▸ Request 1:
In the review thread on NMT locking, reproduce the passage starting at "Hi @roberttoyonaga" and ending at "locks for tracking).", replacing "coarse" with "broad".
▸ Request 2:
Extend the review thread on NMT locking past its last sentence.

▸ Text provided:
RFR: 8304824: NMT should not use ThreadCritical [v3]

Sat Sep 14 07:01:04 UTC 2024

On Sat, 14 Sep 2024 02:35:37 GMT, Robert Toyonaga <duke at openjdk.org> wrote:

>>> > After switching to a Hotspot Mutex, it looks like the `windows-x64 / test (hs/tier1 common) GHA` is failing because the test `release_bad_ranges` in test_os.cpp is expecting an assertion and an error message to be printed. However, when this printing happens, `tty_lock` gets acquired out of rank order with the already held `NMT_lock`, causing the lock rank assertion fail. One solution would be to lower the rank of `tty_lock`. I'm not sure that's the best solution because that might cause rank conflicts with other locks (and it makes sense to give locks the highest possible rank to minimize future conflicts).
>>> 
>>> What code exactly locks tty_lock?
>> 
>> This is weird. We print the error in this case via print_error_for_unit_test(), which takes care only to use raw fprintf(stderr) for this very reason... therefore I am interested in understanding the lock semantics, to know if deadlock detection found a real problem or if this is just a weird error setup.
>
> Hi @tstuefe, it looks like calling [`os::print_memory_mappings`](https://github.com/openjdk/jdk/blob/master/src/hotspot/os/windows/os_windows.cpp#L3785) from the windows implementation of `os::pd_release_memory` is causing the rank conflict between `tty_lock` and `NMT_lock`.  This is getting called from `os::release_memory` [**after** we've already acquired the lock for NMT](https://github.com/openjdk/jdk/blob/master/src/hotspot/share/runtime/os.cpp#L2185-L2189).
> 
> gtest `release_bad_ranges` --> `os::release_memory` and acquire `NMT_lock` --> `os::pd_release_memory` --> `os::print_memory_mappings` and acquire `tty_lock`
> 
> Is there a reason we cast a wider net and lock from outside of NMT code in `os::release_memory`, `os::uncommit_memory`,  and `os::unmap_memory`?  By contrast, in other functions such as `os::commit_memory`  and `os::reserve_memory` we lock inside of `MemTracker` instead. 
> For example, `pd_release_memory` is protected by the NMT lock, but `pd_reserve_memory` is not. Is the lock meant to synchronize the actual memory operations as well as NMT recording in some cases? If not, then maybe it makes sense to  delay and move the lock acquisition inside `MemTracker` for consistency and to reduce surface area for lock conflicts.

Hi @roberttoyonaga 

(Pinging @afshin-zafari and @jdksjolen)

First off, it is good that you ran into this since it highlights a possible real deadlock. Both locks are quite coarse. I cannot think from the top of my head of a scenario where we hold the tty lock and need NMT locking, but would not bet money on it. E.g. I bet we call malloc under ttylock (if only as a side effect of calling functions that return resource area). Malloc does not need locking; but its brittle and small changes can cause deadlocks (e.g. folks were thinking about moving ResourceArea memory to mmap, which needs NMT locks for tracking).

▸ Listed entries:
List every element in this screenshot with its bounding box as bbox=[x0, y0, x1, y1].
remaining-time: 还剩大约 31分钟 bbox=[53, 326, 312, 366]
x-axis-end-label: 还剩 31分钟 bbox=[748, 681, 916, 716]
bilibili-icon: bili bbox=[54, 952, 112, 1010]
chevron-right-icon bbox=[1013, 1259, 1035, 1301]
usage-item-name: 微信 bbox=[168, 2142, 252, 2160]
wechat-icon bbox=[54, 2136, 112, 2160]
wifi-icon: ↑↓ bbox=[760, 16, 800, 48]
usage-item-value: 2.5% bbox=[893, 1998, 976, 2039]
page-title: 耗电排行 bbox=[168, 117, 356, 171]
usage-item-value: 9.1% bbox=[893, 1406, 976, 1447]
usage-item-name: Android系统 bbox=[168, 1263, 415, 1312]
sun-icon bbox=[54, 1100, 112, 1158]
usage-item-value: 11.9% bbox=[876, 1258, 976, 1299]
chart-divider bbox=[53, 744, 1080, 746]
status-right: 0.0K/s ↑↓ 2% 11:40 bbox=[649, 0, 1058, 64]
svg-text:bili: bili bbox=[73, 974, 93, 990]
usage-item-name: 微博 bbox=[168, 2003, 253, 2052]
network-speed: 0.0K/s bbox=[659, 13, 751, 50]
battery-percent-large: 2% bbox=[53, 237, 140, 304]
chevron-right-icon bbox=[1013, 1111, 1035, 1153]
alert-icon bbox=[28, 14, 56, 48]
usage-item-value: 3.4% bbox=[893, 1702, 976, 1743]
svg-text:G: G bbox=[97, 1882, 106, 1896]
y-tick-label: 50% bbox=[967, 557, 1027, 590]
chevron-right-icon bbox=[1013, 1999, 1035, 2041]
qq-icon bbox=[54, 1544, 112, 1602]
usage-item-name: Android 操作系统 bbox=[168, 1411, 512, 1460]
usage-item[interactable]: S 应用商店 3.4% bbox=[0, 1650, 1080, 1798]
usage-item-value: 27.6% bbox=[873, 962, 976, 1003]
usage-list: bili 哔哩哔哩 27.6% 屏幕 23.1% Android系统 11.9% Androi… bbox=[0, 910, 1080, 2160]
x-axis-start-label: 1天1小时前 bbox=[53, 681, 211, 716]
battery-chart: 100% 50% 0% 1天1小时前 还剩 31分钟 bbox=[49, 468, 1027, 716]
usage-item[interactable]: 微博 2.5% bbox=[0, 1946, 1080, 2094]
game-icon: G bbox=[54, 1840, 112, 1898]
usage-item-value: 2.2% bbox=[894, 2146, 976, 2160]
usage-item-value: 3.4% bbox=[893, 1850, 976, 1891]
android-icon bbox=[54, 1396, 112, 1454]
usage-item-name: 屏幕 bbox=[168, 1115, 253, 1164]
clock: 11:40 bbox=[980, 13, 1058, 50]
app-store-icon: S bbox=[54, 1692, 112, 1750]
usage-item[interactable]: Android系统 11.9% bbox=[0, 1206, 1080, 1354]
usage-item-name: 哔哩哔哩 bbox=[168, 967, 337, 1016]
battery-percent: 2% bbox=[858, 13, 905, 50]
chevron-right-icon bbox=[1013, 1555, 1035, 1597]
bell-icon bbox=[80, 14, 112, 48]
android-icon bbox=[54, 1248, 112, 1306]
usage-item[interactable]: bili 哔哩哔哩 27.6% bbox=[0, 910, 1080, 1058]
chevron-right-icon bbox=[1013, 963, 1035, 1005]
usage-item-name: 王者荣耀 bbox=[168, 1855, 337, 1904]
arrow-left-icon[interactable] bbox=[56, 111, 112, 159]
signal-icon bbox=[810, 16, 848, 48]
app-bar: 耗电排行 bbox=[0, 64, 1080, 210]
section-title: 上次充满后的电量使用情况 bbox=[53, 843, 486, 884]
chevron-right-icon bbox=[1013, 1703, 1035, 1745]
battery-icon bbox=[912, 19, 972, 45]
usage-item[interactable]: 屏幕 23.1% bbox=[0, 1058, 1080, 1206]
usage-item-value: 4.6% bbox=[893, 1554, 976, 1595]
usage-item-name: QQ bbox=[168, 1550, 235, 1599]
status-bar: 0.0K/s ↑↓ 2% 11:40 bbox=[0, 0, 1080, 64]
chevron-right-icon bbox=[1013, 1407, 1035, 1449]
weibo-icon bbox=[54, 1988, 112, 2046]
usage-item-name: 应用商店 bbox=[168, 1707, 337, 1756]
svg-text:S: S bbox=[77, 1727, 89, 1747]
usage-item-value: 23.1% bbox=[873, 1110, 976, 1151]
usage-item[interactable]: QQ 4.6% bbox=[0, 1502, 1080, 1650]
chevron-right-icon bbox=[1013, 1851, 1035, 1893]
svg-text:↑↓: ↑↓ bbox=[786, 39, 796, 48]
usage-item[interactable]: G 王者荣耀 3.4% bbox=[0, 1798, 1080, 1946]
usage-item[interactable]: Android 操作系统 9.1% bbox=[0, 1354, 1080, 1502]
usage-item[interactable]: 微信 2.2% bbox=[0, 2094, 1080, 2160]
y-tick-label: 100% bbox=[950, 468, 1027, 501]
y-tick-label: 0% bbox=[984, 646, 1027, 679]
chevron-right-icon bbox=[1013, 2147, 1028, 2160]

▸ Reply 1:
Hi @roberttoyonaga 

(Pinging @afshin-zafari and @jdksjolen)

First off, it is good that you ran into this since it highlights a possible real deadlock. Both locks are quite broad. I cannot think from the top of my head of a scenario where we hold the tty lock and need NMT locking, but would not bet money on it. E.g. I bet we call malloc under ttylock (if only as a side effect of calling functions that return resource area). Malloc does not need locking; but its brittle and small changes can cause deadlocks (e.g. folks were thinking about moving ResourceArea memory to mmap, which needs NMT locks for tracking).

▸ Reply 2:
> Hi @tstuefe, it looks like calling [`os::print_memory_mappings`](https://github.com/openjdk/jdk/blob/master/src/hotspot/os/windows/os_windows.cpp#L3785) from the windows implementation of `os::pd_release_memory` is causing the rank conflict between `tty_lock` and `NMT_lock`. This is getting called from `os::release_memory` [**after** we've already acquired the lock for NMT](https://github.com/openjdk/jdk/blob/master/src/hotspot/share/runtime/os.cpp#L2185-L2189).
> 
> gtest `release_bad_ranges` --> `os::release_memory` and acquire `NMT_lock` --> `os::pd_release_memory` --> `os::print_memory_mappings` and acquire `tty_lock`
> 

Ah thank you. I think I added that printing ages ago. I should not have used tty. The immediate solution to get you going may be to just change this from tty to `fileStream fs(stderr);`

> Is there a reason we cast a wider net and lock from outside of NMT code in `os::release_memory`, `os::uncommit_memory`, and `os::unmap_memory`? By contrast, in other functions such as `os::commit_memory` and `os::reserve_memory` we lock inside of `MemTracker` instead. For example, `pd_release_memory` is protected by the NMT lock, but `pd_reserve_memory` is not. Is the lock meant to synchronize the actual memory operations as well as NMT recording in some cases? If not, then maybe it makes sense to delay and move the lock acquisition inside `MemTracker` for consistency and to reduce surface area for lock conflicts.

The problem is that both tty_lock and the NMT lock are quite coarse. I always maintained that tty_lock is too coarse - we have many places where there is a ttyLocker somewhere at the start of a printing function, then the function goes and prints tons of infos it *retrieves under lock protection*. The better way to solve this is to assemble the text outside of lock protection, then only do the printing under lock protection. We do this In UL: we have a LogMessage class, which we use for multi-line output that must not tear.

The NMT lock is coarse too, but that is by design. It has two purposes:
1) Guarding internal global data structures, e.g. the MallocSiteTable or the list of virtual memory regions
2) Ensuring that we feed NMT the tracking information *in the order they happened*. This is only relevant for mmap accounting, since only there do we need to track address ranges. For malloc accounting, we just increase/decrease counters, and there, the order of operations does not matter, just that we do it atomically.

(2) is the crux here. If it were only for (1), we could keep the synchronization blocks really small, e.g. just guard modification of the MallocSiteTable.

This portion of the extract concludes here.